» **What you will do**
Search the data below for the word "description" and copy each line that holds it.

» **Dataset excerpts**
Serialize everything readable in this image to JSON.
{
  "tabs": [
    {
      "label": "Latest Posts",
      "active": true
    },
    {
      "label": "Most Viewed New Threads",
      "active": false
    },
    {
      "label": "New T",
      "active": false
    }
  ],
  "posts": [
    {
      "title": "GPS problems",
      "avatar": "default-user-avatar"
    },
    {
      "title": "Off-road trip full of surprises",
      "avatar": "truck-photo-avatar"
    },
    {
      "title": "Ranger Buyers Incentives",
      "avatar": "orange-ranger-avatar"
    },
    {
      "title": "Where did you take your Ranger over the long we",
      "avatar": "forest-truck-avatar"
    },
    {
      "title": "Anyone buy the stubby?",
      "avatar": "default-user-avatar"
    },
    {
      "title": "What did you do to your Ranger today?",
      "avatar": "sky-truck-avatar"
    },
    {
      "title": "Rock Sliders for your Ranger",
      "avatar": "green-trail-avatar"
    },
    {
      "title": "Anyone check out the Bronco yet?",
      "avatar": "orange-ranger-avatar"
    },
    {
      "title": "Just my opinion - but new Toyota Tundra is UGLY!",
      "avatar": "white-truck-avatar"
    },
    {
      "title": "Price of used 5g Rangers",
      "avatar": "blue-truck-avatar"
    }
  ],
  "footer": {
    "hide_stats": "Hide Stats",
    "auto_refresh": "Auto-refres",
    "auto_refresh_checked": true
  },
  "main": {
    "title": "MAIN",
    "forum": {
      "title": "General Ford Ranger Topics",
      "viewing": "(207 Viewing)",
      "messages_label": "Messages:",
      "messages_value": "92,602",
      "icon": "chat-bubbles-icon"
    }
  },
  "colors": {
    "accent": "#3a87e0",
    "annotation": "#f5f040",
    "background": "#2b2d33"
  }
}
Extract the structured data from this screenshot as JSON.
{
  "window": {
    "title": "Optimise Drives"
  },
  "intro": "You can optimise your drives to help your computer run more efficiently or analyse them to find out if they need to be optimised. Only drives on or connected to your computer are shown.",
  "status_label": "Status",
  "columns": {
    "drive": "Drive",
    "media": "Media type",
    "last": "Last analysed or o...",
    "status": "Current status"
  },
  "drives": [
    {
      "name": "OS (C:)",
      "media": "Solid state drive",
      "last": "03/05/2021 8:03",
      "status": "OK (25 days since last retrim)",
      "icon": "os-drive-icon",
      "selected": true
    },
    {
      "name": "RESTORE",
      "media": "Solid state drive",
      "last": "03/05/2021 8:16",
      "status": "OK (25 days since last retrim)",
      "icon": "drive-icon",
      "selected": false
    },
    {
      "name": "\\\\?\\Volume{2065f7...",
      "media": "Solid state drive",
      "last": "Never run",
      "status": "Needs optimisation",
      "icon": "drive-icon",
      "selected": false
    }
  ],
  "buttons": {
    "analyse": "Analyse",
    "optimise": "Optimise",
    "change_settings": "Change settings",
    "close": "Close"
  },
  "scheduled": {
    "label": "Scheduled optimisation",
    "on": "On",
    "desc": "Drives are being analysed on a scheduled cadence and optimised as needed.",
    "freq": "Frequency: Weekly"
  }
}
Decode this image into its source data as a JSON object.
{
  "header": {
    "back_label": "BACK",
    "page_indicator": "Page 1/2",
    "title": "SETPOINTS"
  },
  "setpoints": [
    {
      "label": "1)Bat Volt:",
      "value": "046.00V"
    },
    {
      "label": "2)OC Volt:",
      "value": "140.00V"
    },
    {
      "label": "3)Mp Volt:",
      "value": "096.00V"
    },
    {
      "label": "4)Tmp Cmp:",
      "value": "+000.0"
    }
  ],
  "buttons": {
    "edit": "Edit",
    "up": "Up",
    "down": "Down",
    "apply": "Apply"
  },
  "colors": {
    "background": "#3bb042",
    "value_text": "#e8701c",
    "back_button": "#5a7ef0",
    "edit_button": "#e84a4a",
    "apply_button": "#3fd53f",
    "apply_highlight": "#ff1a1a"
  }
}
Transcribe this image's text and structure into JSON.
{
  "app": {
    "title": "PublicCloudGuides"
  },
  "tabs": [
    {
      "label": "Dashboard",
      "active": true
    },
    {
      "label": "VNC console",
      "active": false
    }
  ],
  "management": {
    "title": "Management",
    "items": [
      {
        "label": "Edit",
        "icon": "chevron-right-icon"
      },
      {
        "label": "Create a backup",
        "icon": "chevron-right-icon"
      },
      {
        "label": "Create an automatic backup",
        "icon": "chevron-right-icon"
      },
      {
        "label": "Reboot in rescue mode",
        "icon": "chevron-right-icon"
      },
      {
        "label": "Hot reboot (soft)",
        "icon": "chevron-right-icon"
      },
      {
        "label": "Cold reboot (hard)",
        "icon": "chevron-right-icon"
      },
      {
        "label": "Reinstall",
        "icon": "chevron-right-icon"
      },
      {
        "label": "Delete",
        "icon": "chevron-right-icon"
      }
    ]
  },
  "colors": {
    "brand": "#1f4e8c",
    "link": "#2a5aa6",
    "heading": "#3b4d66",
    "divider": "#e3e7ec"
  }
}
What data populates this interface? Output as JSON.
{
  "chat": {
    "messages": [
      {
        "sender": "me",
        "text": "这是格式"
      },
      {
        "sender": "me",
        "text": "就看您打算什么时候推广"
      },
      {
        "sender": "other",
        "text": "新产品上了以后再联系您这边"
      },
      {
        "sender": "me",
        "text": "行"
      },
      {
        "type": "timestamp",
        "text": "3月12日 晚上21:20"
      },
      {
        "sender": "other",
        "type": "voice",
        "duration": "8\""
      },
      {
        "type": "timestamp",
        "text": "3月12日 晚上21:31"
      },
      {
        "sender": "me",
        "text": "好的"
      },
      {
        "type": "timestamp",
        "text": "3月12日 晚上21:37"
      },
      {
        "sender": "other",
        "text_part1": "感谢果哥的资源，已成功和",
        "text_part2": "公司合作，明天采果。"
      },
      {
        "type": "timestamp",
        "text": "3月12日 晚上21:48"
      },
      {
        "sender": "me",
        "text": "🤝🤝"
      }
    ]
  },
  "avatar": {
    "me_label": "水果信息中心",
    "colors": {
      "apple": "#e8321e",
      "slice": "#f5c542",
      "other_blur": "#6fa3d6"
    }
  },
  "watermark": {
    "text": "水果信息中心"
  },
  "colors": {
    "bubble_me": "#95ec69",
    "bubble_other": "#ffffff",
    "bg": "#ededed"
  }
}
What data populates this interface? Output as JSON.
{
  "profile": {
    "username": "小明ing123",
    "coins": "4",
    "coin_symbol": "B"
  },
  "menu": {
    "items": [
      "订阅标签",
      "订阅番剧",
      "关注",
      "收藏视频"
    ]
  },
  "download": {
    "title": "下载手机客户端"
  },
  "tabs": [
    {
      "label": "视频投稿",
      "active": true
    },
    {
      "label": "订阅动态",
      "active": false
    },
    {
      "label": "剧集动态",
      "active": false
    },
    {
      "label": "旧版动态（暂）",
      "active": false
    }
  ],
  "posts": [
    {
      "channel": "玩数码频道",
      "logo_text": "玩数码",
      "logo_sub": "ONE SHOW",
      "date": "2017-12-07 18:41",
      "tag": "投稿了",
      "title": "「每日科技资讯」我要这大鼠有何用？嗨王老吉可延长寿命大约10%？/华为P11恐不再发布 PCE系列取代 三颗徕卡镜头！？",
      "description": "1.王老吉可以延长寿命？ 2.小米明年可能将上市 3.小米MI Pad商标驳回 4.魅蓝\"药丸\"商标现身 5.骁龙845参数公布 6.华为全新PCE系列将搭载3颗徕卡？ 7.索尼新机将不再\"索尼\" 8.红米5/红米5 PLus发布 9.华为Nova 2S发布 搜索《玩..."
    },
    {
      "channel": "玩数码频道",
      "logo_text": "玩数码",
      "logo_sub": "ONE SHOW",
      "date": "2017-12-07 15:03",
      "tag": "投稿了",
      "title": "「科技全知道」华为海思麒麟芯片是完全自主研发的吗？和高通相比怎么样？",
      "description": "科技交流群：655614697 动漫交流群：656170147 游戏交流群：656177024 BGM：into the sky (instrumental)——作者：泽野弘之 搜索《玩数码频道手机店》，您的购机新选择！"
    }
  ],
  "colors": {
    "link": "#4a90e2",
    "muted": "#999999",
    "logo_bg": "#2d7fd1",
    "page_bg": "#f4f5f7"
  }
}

» **Result of this exercise**
      "description": "1.王老吉可以延长寿命？ 2.小米明年可能将上市 3.小米MI Pad商标驳回 4.魅蓝\"药丸\"商标现身 5.骁龙845参数公布 6.华为全新PCE系列将搭载3颗徕卡？ 7.索尼新机将不再\"索尼\" 8.红米5/红米5 PLus发布 9.华为Nova 2S发布 搜索《玩..."
      "description": "科技交流群：655614697 动漫交流群：656170147 游戏交流群：656177024 BGM：into the sky (instrumental)——作者：泽野弘之 搜索《玩数码频道手机店》，您的购机新选择！"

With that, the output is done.